— START DATASET RECORDS —
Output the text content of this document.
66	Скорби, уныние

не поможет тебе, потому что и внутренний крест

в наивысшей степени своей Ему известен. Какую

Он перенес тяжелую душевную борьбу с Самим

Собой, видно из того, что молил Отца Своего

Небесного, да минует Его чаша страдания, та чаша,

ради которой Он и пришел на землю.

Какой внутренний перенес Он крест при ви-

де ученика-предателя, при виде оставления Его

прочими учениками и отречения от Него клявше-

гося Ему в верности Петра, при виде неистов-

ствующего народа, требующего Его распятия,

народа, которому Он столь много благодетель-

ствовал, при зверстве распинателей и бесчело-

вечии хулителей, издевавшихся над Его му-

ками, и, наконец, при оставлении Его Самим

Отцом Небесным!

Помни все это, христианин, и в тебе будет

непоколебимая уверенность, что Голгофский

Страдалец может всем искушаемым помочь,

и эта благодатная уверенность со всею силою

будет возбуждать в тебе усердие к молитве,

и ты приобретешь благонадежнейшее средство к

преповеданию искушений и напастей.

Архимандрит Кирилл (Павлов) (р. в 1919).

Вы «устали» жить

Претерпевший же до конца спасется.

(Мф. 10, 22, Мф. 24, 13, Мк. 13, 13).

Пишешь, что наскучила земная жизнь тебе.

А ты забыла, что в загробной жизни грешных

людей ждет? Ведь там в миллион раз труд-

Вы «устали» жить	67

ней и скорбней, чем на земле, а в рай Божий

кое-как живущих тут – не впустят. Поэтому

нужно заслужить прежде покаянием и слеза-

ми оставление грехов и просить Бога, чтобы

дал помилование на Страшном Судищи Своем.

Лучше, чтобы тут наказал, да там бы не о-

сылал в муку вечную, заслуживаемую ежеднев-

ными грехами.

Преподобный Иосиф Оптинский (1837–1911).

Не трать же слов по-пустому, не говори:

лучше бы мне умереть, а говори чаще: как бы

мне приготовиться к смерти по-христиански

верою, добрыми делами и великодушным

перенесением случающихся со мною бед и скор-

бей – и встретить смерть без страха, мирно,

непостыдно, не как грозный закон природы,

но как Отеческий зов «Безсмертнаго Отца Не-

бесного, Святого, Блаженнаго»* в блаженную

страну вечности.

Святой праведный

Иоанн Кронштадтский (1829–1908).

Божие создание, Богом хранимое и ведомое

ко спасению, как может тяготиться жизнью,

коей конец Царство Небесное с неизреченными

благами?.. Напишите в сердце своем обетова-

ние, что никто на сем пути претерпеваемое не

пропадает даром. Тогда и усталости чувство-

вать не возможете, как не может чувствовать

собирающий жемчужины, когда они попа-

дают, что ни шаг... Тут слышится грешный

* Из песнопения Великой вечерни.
— END DATASET RECORDS —
== TASK TO CARRY OUT ==
Copy out every line where the word "тебе" occurs.

== EXERCISE SOLUTION ==
не поможет тебе, потому что и внутренний крест
Помни все это, христианин, и в тебе будет
будет возбуждать в тебе усердие к молитве,
Пишешь, что наскучила земная жизнь тебе.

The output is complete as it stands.